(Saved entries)
- - - - -
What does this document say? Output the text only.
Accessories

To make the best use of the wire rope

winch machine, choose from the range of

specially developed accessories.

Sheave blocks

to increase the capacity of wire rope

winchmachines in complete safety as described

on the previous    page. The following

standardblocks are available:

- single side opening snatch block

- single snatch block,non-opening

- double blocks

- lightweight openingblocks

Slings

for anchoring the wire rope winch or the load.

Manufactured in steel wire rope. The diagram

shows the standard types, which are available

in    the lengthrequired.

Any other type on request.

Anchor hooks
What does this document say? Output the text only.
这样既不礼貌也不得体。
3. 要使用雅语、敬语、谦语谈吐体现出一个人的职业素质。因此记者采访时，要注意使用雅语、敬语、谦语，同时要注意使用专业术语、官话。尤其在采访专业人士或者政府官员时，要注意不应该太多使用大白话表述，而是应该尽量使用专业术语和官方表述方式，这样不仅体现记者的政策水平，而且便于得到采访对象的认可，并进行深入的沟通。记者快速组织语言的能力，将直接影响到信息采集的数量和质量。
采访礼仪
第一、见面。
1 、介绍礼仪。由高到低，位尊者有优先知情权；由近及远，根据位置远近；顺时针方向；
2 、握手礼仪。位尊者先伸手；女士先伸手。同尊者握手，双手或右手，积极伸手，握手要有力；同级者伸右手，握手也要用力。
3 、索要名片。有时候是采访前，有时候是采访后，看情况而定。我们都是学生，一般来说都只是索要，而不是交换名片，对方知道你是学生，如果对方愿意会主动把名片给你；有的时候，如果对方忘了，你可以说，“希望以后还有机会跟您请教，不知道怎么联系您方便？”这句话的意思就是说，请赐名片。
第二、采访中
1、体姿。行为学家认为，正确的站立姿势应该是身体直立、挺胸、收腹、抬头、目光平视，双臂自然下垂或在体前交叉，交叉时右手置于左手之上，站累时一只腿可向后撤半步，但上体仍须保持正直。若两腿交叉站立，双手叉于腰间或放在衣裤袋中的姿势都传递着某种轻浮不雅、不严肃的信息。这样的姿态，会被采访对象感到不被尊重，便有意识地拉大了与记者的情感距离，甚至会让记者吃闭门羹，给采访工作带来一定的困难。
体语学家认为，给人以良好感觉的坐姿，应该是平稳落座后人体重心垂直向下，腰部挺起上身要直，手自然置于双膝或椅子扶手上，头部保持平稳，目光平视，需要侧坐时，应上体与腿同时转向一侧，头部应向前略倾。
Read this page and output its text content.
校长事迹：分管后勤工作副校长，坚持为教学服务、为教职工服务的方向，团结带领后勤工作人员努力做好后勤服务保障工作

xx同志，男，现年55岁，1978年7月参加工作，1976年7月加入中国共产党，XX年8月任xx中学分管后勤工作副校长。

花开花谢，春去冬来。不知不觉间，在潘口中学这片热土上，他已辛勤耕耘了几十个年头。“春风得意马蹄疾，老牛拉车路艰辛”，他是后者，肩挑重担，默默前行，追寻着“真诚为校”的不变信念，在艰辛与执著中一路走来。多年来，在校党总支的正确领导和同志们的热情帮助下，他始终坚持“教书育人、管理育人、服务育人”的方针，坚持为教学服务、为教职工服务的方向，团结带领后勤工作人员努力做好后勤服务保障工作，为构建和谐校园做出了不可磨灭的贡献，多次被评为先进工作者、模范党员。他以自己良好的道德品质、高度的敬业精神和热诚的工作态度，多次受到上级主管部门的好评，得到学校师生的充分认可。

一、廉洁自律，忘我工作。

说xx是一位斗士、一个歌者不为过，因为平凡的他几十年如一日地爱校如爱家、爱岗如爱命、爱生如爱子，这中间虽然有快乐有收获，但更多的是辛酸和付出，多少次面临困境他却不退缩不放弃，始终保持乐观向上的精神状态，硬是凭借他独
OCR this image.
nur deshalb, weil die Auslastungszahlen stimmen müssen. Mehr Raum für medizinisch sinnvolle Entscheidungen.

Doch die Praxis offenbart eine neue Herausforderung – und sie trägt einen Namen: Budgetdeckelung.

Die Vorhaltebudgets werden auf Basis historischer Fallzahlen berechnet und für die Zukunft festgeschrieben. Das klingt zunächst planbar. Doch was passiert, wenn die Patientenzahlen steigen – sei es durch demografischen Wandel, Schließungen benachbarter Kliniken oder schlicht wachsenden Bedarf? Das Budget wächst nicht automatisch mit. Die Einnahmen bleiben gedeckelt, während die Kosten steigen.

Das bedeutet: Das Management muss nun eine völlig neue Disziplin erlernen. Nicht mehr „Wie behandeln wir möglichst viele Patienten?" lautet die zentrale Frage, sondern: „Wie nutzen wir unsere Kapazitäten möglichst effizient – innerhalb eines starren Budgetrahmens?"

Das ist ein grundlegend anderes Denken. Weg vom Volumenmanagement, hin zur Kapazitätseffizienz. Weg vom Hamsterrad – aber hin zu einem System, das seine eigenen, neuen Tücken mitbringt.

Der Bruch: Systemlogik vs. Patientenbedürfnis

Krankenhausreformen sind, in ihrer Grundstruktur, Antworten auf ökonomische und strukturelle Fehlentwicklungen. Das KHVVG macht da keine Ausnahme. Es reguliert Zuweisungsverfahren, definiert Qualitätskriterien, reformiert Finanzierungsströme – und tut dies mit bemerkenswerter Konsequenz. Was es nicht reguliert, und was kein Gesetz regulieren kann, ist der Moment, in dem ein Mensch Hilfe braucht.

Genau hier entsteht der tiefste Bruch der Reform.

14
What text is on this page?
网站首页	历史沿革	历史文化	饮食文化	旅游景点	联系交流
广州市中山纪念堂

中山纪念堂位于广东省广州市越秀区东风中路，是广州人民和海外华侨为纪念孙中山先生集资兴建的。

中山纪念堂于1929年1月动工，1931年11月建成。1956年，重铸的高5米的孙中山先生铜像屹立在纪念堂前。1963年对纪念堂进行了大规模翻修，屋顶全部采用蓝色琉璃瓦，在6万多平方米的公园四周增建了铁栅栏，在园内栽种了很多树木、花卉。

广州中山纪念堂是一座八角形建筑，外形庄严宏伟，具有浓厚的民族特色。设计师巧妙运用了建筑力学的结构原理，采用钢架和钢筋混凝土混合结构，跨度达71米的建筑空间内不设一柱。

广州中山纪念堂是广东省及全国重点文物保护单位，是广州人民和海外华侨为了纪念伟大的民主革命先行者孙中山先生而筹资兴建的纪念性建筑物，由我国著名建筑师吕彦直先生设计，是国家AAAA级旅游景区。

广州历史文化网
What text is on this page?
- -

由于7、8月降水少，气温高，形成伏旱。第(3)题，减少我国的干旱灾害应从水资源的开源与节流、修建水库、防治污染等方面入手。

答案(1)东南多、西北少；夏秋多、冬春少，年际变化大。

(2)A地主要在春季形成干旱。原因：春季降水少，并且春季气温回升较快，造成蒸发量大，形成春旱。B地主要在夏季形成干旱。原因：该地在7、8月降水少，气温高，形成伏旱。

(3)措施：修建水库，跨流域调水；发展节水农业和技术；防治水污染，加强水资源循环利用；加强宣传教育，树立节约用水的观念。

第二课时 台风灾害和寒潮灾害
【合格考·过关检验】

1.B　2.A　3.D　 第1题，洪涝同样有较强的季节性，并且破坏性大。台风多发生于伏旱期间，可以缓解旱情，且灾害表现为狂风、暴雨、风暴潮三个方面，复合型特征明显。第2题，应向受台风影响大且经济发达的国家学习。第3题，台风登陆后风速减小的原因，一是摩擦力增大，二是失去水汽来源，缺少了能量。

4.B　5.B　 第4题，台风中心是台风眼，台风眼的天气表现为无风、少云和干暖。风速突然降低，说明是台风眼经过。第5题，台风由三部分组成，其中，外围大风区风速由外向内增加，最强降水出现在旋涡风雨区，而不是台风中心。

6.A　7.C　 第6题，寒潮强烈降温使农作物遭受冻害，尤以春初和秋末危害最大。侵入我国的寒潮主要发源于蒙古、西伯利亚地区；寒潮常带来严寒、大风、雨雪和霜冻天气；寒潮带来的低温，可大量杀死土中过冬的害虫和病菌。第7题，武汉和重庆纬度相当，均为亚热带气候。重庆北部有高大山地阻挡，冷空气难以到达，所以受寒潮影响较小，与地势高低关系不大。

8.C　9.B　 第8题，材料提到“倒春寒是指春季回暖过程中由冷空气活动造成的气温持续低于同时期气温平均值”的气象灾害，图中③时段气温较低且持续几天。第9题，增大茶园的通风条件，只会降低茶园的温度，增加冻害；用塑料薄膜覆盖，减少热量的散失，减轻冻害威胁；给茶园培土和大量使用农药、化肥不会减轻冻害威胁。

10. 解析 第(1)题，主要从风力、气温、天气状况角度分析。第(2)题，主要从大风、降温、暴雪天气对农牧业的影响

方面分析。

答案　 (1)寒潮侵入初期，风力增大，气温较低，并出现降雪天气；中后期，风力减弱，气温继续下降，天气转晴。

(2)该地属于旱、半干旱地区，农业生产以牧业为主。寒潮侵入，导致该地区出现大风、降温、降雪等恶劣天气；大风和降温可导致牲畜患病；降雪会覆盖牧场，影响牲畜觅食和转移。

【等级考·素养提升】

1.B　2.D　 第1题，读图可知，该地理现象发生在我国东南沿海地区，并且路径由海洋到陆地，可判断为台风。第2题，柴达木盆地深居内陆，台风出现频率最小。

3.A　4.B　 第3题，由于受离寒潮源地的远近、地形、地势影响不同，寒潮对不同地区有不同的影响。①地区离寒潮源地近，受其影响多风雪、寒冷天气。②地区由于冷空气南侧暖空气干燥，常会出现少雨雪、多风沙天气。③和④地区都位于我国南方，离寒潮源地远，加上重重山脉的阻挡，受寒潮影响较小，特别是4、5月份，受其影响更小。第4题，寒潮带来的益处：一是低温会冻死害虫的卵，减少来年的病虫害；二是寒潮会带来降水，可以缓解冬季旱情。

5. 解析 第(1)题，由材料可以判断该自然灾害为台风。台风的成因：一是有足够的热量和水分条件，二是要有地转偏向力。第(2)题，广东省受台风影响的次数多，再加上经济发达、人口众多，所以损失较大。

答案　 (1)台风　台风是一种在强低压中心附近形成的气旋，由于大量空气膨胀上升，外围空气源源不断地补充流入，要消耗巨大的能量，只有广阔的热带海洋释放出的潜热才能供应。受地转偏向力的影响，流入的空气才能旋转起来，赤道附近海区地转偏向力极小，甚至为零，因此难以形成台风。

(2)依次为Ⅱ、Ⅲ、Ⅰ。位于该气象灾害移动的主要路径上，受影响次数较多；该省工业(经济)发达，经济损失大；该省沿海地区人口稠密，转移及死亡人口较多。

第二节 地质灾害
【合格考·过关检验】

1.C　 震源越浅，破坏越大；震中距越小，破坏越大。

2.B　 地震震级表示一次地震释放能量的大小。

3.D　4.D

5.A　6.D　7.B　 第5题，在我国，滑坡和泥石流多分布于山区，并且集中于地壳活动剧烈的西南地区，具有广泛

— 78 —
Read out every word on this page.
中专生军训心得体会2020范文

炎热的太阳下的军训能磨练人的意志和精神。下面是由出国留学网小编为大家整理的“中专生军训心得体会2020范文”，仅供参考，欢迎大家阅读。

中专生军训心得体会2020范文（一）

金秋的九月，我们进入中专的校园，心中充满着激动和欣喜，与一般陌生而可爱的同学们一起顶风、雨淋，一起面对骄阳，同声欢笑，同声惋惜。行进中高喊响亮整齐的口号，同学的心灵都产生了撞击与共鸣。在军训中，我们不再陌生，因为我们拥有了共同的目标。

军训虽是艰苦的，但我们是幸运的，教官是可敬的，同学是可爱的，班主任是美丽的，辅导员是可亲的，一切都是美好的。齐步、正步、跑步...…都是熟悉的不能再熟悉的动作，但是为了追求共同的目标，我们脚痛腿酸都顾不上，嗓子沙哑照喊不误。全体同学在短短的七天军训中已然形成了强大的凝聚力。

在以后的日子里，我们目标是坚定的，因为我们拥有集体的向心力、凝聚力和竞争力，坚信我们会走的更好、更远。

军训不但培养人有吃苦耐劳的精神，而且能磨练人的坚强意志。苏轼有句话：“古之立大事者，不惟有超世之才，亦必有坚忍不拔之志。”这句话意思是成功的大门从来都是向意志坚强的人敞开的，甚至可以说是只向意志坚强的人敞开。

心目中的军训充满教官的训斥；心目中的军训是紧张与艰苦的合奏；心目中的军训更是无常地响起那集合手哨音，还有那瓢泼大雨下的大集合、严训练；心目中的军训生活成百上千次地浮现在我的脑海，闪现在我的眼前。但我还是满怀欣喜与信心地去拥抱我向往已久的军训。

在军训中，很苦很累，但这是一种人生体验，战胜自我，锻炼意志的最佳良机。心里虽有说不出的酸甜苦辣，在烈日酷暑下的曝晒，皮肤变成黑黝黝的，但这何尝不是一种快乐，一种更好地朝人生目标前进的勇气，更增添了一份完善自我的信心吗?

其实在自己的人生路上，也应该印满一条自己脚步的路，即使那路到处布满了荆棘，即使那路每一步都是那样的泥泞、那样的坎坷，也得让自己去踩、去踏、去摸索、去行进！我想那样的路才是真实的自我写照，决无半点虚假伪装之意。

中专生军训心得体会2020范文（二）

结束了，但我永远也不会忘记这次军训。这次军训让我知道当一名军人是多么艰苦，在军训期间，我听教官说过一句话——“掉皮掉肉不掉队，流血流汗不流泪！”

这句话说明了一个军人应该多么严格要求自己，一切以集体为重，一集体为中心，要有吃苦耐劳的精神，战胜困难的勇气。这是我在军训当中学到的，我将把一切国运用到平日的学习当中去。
- - - - -
Copy, from the material, each line that holds the string "wire".

### Answer to this exercise
To make the best use of the wire rope
to increase the capacity of wire rope
for anchoring the wire rope winch or the load.
Manufactured in steel wire rope. The diagram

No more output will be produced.